### Data supplied

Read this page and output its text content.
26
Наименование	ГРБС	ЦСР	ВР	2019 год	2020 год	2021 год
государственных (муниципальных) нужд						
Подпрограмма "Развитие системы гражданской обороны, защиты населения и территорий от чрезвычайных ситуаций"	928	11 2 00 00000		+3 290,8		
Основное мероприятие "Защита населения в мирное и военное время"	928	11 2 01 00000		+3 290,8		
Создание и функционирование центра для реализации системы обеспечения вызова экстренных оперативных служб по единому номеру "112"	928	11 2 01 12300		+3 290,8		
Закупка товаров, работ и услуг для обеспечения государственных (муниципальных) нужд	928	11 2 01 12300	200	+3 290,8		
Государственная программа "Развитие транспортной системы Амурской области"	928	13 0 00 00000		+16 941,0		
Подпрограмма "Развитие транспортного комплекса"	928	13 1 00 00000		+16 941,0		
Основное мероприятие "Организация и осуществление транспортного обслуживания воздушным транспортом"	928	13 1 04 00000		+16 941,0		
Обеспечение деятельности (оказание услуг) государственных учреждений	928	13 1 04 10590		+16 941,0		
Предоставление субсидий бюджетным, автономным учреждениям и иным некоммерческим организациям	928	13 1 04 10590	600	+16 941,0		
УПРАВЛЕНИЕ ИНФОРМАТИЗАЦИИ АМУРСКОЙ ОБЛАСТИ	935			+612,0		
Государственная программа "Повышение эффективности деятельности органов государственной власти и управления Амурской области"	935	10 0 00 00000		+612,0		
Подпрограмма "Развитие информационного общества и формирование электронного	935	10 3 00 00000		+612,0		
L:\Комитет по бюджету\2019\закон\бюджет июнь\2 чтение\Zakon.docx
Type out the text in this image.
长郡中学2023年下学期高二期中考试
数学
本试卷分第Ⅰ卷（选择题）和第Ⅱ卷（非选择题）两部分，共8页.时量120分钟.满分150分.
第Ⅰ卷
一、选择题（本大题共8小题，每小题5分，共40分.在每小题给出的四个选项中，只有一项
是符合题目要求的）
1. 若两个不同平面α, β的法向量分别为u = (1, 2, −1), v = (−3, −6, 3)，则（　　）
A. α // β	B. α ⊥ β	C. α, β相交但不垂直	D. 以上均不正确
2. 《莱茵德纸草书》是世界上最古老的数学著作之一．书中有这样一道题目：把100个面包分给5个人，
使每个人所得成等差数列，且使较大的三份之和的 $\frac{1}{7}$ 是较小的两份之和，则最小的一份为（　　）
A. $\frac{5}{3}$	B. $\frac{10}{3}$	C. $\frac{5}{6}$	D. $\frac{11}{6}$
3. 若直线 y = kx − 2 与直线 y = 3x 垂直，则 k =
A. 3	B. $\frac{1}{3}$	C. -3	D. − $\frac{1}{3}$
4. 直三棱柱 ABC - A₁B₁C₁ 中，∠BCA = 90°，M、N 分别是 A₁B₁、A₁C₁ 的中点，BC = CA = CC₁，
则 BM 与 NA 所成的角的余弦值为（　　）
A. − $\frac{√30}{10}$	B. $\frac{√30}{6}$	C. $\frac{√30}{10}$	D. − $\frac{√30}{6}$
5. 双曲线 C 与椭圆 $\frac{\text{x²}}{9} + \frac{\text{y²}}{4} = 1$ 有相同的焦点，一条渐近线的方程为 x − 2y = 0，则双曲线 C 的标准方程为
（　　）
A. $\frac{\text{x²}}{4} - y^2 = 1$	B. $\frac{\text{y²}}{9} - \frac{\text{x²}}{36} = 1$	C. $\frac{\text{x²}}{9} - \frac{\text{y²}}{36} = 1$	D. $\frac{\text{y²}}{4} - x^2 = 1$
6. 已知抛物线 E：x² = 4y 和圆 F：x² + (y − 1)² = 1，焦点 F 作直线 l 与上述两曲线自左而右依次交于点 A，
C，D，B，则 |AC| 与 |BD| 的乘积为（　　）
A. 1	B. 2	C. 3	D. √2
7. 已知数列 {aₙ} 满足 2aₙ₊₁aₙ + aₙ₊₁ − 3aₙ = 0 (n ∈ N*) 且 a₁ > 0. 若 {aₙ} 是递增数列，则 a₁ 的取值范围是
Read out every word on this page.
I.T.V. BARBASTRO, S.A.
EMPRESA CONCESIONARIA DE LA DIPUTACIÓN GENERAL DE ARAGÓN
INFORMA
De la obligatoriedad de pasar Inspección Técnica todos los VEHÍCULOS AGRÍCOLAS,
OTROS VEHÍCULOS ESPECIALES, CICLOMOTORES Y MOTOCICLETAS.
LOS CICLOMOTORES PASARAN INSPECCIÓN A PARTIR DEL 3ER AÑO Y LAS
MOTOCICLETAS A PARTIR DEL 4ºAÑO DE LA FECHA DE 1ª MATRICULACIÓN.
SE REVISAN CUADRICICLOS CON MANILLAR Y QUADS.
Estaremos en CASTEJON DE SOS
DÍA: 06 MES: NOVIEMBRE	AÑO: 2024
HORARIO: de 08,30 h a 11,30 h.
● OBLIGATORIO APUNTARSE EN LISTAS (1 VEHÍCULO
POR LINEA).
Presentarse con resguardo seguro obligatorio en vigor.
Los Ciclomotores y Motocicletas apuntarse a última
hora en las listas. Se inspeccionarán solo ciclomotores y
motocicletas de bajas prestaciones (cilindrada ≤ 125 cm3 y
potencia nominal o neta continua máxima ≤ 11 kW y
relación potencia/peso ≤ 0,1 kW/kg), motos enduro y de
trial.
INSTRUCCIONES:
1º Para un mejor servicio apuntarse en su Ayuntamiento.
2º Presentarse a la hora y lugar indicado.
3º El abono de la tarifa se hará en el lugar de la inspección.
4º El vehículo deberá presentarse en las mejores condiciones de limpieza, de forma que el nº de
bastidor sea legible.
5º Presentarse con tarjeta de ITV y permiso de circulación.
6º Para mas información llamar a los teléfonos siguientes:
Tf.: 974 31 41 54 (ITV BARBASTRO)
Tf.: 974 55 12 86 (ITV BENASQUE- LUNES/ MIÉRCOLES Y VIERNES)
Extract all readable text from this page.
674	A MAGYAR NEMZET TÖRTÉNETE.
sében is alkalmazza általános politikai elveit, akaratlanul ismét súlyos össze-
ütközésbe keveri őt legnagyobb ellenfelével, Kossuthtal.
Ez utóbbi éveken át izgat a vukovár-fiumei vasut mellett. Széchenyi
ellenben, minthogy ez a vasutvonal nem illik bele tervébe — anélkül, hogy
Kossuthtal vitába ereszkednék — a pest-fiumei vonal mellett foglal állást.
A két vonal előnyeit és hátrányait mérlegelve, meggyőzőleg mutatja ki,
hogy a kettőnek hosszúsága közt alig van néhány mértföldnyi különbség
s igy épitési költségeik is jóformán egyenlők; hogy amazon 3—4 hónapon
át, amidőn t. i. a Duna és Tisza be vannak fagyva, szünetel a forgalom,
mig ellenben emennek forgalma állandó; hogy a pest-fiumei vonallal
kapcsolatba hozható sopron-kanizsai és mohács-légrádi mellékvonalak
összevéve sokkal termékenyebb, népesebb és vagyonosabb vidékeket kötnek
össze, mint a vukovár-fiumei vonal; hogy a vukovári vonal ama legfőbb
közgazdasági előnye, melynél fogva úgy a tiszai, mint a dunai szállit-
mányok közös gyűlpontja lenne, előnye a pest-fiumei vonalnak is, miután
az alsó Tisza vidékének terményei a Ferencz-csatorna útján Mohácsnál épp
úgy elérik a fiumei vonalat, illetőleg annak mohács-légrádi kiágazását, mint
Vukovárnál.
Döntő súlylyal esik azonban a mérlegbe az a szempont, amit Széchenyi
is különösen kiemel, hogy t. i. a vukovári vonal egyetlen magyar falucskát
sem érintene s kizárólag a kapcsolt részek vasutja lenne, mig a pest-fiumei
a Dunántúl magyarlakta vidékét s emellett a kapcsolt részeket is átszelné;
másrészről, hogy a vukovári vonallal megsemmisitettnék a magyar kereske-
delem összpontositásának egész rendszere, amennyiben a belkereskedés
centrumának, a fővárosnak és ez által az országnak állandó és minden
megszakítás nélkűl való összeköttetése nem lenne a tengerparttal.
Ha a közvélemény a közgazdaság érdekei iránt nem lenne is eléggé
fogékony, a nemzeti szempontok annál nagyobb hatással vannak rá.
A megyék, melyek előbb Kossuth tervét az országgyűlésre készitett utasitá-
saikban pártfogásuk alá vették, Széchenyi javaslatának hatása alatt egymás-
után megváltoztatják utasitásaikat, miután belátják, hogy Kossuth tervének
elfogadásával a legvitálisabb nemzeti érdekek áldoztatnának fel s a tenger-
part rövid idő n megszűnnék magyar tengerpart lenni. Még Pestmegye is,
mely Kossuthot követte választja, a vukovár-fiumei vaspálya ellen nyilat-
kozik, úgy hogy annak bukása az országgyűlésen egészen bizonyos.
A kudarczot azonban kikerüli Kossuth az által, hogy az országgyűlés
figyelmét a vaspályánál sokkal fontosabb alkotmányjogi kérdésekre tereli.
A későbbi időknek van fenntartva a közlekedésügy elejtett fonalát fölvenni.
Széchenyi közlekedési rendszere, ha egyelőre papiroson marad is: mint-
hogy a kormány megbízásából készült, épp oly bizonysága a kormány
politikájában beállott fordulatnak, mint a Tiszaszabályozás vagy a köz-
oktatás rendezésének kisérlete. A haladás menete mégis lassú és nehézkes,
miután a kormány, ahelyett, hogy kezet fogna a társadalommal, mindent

######

Task: Gather up the lines containing the word "мероприятие" from these records and copy them.

The solution:
Основное мероприятие "Защита населения в мирное и военное время"	928	11 2 01 00000		+3 290,8		
Основное мероприятие "Организация и осуществление транспортного обслуживания воздушным транспортом"	928	13 1 04 00000		+16 941,0		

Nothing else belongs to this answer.